* Provided entries
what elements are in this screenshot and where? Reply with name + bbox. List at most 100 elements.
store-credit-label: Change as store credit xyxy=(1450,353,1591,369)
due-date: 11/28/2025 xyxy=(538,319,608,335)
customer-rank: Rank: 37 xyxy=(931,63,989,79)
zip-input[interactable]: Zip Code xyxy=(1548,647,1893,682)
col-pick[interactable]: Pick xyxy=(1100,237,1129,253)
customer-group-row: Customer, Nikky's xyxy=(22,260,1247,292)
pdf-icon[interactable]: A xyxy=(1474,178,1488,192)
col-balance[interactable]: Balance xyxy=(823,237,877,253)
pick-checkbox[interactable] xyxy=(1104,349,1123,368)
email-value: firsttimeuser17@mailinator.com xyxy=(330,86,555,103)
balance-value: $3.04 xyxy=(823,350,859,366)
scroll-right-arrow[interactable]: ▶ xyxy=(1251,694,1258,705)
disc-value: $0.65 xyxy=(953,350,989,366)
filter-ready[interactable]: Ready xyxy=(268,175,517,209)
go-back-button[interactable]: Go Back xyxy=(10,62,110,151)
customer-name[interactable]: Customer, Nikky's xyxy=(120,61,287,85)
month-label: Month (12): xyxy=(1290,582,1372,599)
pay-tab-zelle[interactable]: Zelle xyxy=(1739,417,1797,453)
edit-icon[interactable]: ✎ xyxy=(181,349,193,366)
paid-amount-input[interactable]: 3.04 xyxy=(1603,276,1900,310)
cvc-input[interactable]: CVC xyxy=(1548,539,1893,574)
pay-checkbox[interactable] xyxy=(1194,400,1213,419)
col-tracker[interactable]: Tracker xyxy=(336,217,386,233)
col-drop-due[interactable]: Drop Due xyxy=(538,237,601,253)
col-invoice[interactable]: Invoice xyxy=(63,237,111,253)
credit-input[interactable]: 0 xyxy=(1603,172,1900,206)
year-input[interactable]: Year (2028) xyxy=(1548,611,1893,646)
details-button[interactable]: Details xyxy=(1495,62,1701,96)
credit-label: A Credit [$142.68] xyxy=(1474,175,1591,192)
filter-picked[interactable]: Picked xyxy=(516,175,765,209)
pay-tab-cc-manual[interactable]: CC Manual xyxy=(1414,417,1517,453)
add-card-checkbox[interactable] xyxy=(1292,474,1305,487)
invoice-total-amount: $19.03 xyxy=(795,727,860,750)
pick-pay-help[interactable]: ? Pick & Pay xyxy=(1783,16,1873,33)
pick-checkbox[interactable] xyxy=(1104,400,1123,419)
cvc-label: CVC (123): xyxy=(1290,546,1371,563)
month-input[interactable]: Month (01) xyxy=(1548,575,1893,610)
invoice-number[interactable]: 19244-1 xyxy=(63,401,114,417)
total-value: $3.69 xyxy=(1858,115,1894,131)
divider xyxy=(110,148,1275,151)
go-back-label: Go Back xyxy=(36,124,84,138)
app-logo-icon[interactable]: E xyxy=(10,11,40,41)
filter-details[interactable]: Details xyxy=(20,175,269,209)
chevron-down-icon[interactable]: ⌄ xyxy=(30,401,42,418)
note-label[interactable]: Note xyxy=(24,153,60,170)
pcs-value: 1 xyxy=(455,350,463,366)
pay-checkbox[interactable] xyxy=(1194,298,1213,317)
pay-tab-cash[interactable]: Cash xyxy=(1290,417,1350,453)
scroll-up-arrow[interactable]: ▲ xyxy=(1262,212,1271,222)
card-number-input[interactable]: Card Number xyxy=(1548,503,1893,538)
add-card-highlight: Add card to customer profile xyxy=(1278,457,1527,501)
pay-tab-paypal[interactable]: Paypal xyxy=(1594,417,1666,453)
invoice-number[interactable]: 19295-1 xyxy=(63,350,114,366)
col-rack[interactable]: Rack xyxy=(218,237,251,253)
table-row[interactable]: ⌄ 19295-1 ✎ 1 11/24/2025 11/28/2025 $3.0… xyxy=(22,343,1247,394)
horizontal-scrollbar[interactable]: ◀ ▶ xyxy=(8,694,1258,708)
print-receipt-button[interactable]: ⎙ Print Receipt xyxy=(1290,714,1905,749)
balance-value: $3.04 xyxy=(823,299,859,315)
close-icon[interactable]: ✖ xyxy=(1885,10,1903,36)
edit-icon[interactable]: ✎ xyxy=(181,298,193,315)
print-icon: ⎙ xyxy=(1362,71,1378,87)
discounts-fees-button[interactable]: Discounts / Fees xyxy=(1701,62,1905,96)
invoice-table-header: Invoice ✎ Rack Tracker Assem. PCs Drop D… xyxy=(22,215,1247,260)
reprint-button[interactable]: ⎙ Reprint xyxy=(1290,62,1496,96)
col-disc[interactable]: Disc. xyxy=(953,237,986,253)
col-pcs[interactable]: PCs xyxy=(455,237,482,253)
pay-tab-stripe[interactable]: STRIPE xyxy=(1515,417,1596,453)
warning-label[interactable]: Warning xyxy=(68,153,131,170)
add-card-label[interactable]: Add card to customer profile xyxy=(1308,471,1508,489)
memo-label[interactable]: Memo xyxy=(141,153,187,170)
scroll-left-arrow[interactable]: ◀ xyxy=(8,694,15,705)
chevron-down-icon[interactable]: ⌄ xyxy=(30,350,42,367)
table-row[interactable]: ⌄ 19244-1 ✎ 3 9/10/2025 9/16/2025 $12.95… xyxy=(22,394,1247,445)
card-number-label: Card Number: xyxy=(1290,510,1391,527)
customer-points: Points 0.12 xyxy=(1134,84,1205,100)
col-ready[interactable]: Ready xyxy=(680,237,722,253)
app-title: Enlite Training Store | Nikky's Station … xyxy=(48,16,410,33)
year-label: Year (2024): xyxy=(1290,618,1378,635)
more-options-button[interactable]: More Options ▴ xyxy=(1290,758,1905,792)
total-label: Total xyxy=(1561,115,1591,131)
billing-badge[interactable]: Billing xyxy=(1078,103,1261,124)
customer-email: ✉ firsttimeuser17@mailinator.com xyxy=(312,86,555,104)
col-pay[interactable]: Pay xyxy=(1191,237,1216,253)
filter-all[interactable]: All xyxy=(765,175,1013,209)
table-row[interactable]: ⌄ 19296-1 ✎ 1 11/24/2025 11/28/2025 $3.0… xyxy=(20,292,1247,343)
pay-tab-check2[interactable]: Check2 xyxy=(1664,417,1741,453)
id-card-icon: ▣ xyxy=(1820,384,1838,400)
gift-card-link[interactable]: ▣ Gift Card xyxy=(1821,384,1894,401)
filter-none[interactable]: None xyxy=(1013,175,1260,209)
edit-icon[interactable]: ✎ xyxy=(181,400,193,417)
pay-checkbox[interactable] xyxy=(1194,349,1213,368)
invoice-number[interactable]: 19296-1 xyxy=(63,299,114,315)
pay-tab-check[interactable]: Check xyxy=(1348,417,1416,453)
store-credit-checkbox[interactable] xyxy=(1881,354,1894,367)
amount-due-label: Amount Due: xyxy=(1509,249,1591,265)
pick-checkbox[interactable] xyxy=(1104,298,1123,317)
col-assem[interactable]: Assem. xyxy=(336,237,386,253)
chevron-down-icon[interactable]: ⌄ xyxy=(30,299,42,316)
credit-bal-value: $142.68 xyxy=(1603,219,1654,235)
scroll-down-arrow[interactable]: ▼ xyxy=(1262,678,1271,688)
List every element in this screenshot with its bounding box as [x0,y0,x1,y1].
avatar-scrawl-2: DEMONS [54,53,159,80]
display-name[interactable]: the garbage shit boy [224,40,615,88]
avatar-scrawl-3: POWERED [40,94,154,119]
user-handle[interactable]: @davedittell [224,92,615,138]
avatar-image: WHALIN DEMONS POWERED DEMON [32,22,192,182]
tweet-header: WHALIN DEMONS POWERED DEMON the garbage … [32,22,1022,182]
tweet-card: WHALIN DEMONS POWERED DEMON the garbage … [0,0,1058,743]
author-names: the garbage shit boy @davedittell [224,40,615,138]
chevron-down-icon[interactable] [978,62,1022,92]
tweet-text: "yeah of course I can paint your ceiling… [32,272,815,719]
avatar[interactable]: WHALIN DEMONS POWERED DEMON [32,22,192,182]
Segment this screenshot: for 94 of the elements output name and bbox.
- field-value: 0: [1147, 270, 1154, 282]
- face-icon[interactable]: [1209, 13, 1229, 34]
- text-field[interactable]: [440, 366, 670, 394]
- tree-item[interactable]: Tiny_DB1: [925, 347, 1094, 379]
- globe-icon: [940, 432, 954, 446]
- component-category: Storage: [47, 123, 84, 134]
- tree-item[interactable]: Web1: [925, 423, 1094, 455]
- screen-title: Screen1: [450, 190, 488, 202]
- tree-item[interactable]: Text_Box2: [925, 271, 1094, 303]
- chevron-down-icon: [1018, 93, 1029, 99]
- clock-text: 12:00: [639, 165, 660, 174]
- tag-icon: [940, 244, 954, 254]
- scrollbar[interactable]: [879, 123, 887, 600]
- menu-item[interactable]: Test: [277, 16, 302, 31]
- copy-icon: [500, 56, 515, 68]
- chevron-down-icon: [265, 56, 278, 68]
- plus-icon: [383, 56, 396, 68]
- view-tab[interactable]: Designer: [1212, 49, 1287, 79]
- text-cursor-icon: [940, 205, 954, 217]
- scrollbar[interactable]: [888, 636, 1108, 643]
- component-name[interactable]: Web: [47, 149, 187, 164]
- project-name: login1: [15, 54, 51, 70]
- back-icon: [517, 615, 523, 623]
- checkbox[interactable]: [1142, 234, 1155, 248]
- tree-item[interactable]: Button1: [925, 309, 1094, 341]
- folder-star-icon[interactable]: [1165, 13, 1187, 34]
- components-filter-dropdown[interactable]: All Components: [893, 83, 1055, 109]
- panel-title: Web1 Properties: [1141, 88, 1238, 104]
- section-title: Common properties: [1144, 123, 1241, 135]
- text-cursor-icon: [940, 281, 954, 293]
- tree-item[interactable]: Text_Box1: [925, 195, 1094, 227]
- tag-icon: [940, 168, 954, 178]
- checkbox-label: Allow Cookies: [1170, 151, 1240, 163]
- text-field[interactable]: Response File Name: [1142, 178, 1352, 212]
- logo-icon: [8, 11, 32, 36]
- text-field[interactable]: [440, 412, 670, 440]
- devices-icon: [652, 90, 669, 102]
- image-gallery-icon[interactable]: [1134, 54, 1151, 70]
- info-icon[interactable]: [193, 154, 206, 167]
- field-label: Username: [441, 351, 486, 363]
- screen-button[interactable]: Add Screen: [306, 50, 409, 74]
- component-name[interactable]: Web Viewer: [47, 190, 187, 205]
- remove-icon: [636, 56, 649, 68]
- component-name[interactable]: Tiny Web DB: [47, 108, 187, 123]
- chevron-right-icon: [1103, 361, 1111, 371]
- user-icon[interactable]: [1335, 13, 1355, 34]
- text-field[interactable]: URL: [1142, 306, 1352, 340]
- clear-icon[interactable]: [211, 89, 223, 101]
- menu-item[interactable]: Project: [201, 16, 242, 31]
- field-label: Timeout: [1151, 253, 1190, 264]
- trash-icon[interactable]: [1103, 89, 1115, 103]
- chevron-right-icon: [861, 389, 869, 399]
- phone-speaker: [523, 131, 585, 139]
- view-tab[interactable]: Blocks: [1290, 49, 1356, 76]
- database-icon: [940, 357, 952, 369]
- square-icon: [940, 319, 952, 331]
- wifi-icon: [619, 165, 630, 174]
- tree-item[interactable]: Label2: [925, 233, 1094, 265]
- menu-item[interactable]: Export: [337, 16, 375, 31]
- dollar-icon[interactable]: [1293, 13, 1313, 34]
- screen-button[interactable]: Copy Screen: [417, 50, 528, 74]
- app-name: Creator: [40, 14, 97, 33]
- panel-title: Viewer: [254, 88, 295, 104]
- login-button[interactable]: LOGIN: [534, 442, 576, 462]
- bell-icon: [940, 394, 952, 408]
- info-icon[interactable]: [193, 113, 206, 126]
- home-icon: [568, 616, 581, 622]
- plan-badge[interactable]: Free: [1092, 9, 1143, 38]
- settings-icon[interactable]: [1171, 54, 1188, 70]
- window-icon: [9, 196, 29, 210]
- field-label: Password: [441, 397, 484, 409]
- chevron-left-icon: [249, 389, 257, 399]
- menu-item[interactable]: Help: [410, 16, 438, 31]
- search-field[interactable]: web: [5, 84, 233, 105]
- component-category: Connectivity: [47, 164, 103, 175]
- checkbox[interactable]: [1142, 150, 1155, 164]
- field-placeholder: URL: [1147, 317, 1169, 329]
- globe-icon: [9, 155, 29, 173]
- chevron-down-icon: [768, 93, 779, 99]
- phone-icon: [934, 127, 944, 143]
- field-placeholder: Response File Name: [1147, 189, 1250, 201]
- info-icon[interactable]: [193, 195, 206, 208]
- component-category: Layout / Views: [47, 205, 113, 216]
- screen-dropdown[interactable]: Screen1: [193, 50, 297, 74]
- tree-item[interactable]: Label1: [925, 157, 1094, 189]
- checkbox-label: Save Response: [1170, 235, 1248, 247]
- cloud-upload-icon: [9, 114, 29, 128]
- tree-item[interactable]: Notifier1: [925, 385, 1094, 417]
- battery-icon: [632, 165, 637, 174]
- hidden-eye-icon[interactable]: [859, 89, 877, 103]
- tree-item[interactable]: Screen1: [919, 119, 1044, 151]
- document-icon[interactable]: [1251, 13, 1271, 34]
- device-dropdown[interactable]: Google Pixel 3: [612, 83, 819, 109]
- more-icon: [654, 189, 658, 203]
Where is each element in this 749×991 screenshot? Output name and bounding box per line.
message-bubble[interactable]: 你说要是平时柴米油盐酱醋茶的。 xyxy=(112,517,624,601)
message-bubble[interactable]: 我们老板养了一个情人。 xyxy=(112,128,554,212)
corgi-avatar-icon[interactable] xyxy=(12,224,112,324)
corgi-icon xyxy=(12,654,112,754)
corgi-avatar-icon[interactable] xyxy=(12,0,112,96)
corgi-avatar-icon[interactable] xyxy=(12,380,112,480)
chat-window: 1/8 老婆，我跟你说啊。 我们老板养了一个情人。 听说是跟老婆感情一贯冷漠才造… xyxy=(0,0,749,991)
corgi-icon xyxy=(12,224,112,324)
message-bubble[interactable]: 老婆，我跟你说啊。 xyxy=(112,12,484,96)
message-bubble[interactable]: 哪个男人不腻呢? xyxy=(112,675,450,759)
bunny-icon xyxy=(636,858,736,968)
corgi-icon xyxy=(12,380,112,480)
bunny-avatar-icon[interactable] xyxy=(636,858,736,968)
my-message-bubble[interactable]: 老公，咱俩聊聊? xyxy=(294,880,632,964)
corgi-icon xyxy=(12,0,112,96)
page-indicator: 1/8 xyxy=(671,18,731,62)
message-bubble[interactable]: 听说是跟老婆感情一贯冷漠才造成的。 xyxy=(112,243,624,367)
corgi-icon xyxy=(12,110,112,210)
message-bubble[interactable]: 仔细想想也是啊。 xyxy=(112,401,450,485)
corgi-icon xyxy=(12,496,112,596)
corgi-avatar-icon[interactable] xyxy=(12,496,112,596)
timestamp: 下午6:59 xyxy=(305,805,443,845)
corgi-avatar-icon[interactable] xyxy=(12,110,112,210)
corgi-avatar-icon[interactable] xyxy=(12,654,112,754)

* Written instruction
Print the records from their first line through the line that contains "pick-checkbox[interactable] xyxy=(1104,349,1123,368)", including both of these lines and reproducing every line without change.

* Solved problem
what elements are in this screenshot and where? Reply with name + bbox. List at most 100 elements.
store-credit-label: Change as store credit xyxy=(1450,353,1591,369)
due-date: 11/28/2025 xyxy=(538,319,608,335)
customer-rank: Rank: 37 xyxy=(931,63,989,79)
zip-input[interactable]: Zip Code xyxy=(1548,647,1893,682)
col-pick[interactable]: Pick xyxy=(1100,237,1129,253)
customer-group-row: Customer, Nikky's xyxy=(22,260,1247,292)
pdf-icon[interactable]: A xyxy=(1474,178,1488,192)
col-balance[interactable]: Balance xyxy=(823,237,877,253)
pick-checkbox[interactable] xyxy=(1104,349,1123,368)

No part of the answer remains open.